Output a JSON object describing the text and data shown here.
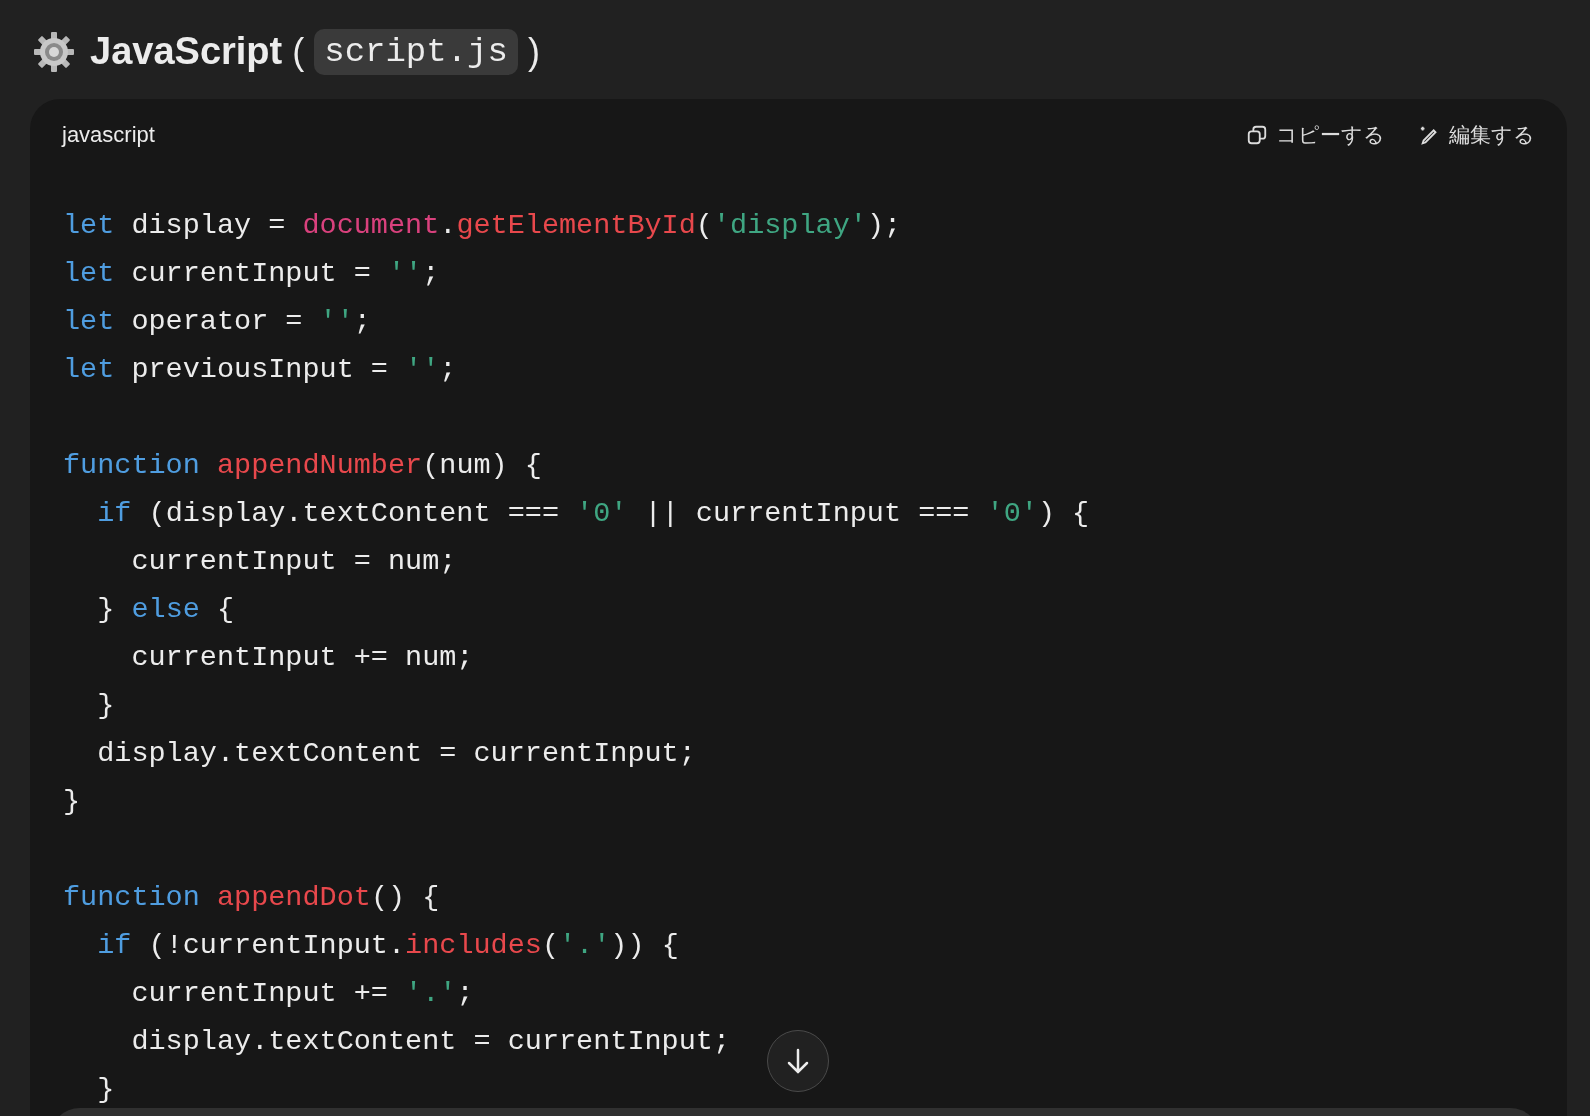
{
  "heading": {
    "title": "JavaScript",
    "open_paren": "(",
    "filename": "script.js",
    "close_paren": ")"
  },
  "code_block": {
    "language": "javascript",
    "actions": [
      {
        "kind": "copy",
        "label": "コピーする"
      },
      {
        "kind": "edit",
        "label": "編集する"
      }
    ],
    "blocks": [
      [
        [
          {
            "kind": "keyword",
            "text": "let"
          },
          {
            "kind": "plain",
            "text": " display = "
          },
          {
            "kind": "builtin",
            "text": "document"
          },
          {
            "kind": "plain",
            "text": "."
          },
          {
            "kind": "function",
            "text": "getElementById"
          },
          {
            "kind": "plain",
            "text": "("
          },
          {
            "kind": "string",
            "text": "'display'"
          },
          {
            "kind": "plain",
            "text": ");"
          }
        ],
        [
          {
            "kind": "keyword",
            "text": "let"
          },
          {
            "kind": "plain",
            "text": " currentInput = "
          },
          {
            "kind": "string",
            "text": "''"
          },
          {
            "kind": "plain",
            "text": ";"
          }
        ],
        [
          {
            "kind": "keyword",
            "text": "let"
          },
          {
            "kind": "plain",
            "text": " operator = "
          },
          {
            "kind": "string",
            "text": "''"
          },
          {
            "kind": "plain",
            "text": ";"
          }
        ],
        [
          {
            "kind": "keyword",
            "text": "let"
          },
          {
            "kind": "plain",
            "text": " previousInput = "
          },
          {
            "kind": "string",
            "text": "''"
          },
          {
            "kind": "plain",
            "text": ";"
          }
        ]
      ],
      [
        [
          {
            "kind": "keyword",
            "text": "function "
          },
          {
            "kind": "function",
            "text": "appendNumber"
          },
          {
            "kind": "plain",
            "text": "(num) {"
          }
        ],
        [
          {
            "kind": "keyword",
            "text": "  if"
          },
          {
            "kind": "plain",
            "text": " (display.textContent === "
          },
          {
            "kind": "string",
            "text": "'0'"
          },
          {
            "kind": "plain",
            "text": " || currentInput === "
          },
          {
            "kind": "string",
            "text": "'0'"
          },
          {
            "kind": "plain",
            "text": ") {"
          }
        ],
        [
          {
            "kind": "plain",
            "text": "    currentInput = num;"
          }
        ],
        [
          {
            "kind": "plain",
            "text": "  } "
          },
          {
            "kind": "keyword",
            "text": "else"
          },
          {
            "kind": "plain",
            "text": " {"
          }
        ],
        [
          {
            "kind": "plain",
            "text": "    currentInput += num;"
          }
        ],
        [
          {
            "kind": "plain",
            "text": "  }"
          }
        ],
        [
          {
            "kind": "plain",
            "text": "  display.textContent = currentInput;"
          }
        ],
        [
          {
            "kind": "plain",
            "text": "}"
          }
        ]
      ],
      [
        [
          {
            "kind": "keyword",
            "text": "function "
          },
          {
            "kind": "function",
            "text": "appendDot"
          },
          {
            "kind": "plain",
            "text": "() {"
          }
        ],
        [
          {
            "kind": "keyword",
            "text": "  if"
          },
          {
            "kind": "plain",
            "text": " (!currentInput."
          },
          {
            "kind": "function",
            "text": "includes"
          },
          {
            "kind": "plain",
            "text": "("
          },
          {
            "kind": "string",
            "text": "'.'"
          },
          {
            "kind": "plain",
            "text": ")) {"
          }
        ],
        [
          {
            "kind": "plain",
            "text": "    currentInput += "
          },
          {
            "kind": "string",
            "text": "'.'"
          },
          {
            "kind": "plain",
            "text": ";"
          }
        ],
        [
          {
            "kind": "plain",
            "text": "    display.textContent = currentInput;"
          }
        ],
        [
          {
            "kind": "plain",
            "text": "  }"
          }
        ]
      ]
    ]
  }
}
—————
Stated task: Each line of the data is to be duplicated exactly; pictures stay out of the copy.

Solution to this problem:
Output a JSON object describing the text and data shown here.
{
  "heading": {
    "title": "JavaScript",
    "open_paren": "(",
    "filename": "script.js",
    "close_paren": ")"
  },
  "code_block": {
    "language": "javascript",
    "actions": [
      {
        "kind": "copy",
        "label": "コピーする"
      },
      {
        "kind": "edit",
        "label": "編集する"
      }
    ],
    "blocks": [
      [
        [
          {
            "kind": "keyword",
            "text": "let"
          },
          {
            "kind": "plain",
            "text": " display = "
          },
          {
            "kind": "builtin",
            "text": "document"
          },
          {
            "kind": "plain",
            "text": "."
          },
          {
            "kind": "function",
            "text": "getElementById"
          },
          {
            "kind": "plain",
            "text": "("
          },
          {
            "kind": "string",
            "text": "'display'"
          },
          {
            "kind": "plain",
            "text": ");"
          }
        ],
        [
          {
            "kind": "keyword",
            "text": "let"
          },
          {
            "kind": "plain",
            "text": " currentInput = "
          },
          {
            "kind": "string",
            "text": "''"
          },
          {
            "kind": "plain",
            "text": ";"
          }
        ],
        [
          {
            "kind": "keyword",
            "text": "let"
          },
          {
            "kind": "plain",
            "text": " operator = "
          },
          {
            "kind": "string",
            "text": "''"
          },
          {
            "kind": "plain",
            "text": ";"
          }
        ],
        [
          {
            "kind": "keyword",
            "text": "let"
          },
          {
            "kind": "plain",
            "text": " previousInput = "
          },
          {
            "kind": "string",
            "text": "''"
          },
          {
            "kind": "plain",
            "text": ";"
          }
        ]
      ],
      [
        [
          {
            "kind": "keyword",
            "text": "function "
          },
          {
            "kind": "function",
            "text": "appendNumber"
          },
          {
            "kind": "plain",
            "text": "(num) {"
          }
        ],
        [
          {
            "kind": "keyword",
            "text": "  if"
          },
          {
            "kind": "plain",
            "text": " (display.textContent === "
          },
          {
            "kind": "string",
            "text": "'0'"
          },
          {
            "kind": "plain",
            "text": " || currentInput === "
          },
          {
            "kind": "string",
            "text": "'0'"
          },
          {
            "kind": "plain",
            "text": ") {"
          }
        ],
        [
          {
            "kind": "plain",
            "text": "    currentInput = num;"
          }
        ],
        [
          {
            "kind": "plain",
            "text": "  } "
          },
          {
            "kind": "keyword",
            "text": "else"
          },
          {
            "kind": "plain",
            "text": " {"
          }
        ],
        [
          {
            "kind": "plain",
            "text": "    currentInput += num;"
          }
        ],
        [
          {
            "kind": "plain",
            "text": "  }"
          }
        ],
        [
          {
            "kind": "plain",
            "text": "  display.textContent = currentInput;"
          }
        ],
        [
          {
            "kind": "plain",
            "text": "}"
          }
        ]
      ],
      [
        [
          {
            "kind": "keyword",
            "text": "function "
          },
          {
            "kind": "function",
            "text": "appendDot"
          },
          {
            "kind": "plain",
            "text": "() {"
          }
        ],
        [
          {
            "kind": "keyword",
            "text": "  if"
          },
          {
            "kind": "plain",
            "text": " (!currentInput."
          },
          {
            "kind": "function",
            "text": "includes"
          },
          {
            "kind": "plain",
            "text": "("
          },
          {
            "kind": "string",
            "text": "'.'"
          },
          {
            "kind": "plain",
            "text": ")) {"
          }
        ],
        [
          {
            "kind": "plain",
            "text": "    currentInput += "
          },
          {
            "kind": "string",
            "text": "'.'"
          },
          {
            "kind": "plain",
            "text": ";"
          }
        ],
        [
          {
            "kind": "plain",
            "text": "    display.textContent = currentInput;"
          }
        ],
        [
          {
            "kind": "plain",
            "text": "  }"
          }
        ]
      ]
    ]
  }
}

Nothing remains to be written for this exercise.